# Written instruction:
Give every entry again, unchanged, and leave its images out.

═══

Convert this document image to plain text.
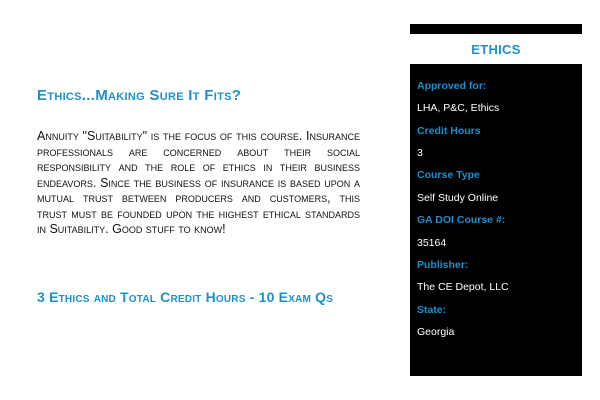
Ethics...Making Sure It Fits?

Annuity "Suitability" is the focus of this course. Insurance professionals are concerned about their social responsibility and the role of ethics in their business endeavors. Since the business of insurance is based upon a mutual trust between producers and customers, this trust must be founded upon the highest ethical standards in Suitability. Good stuff to know!

3 Ethics and Total Credit Hours - 10 Exam Qs
ETHICS
Approved for:
LHA, P&C, Ethics
Credit Hours
3
Course Type
Self Study Online
GA DOI Course #:
35164
Publisher:
The CE Depot, LLC
State:
Georgia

═══

# Exercise output:
Convert this document image to plain text.
Ethics...Making Sure It Fits?

Annuity "Suitability" is the focus of this course. Insurance professionals are concerned about their social responsibility and the role of ethics in their business endeavors. Since the business of insurance is based upon a mutual trust between producers and customers, this trust must be founded upon the highest ethical standards in Suitability. Good stuff to know!

3 Ethics and Total Credit Hours - 10 Exam Qs
ETHICS
Approved for:
LHA, P&C, Ethics
Credit Hours
3
Course Type
Self Study Online
GA DOI Course #:
35164
Publisher:
The CE Depot, LLC
State:
Georgia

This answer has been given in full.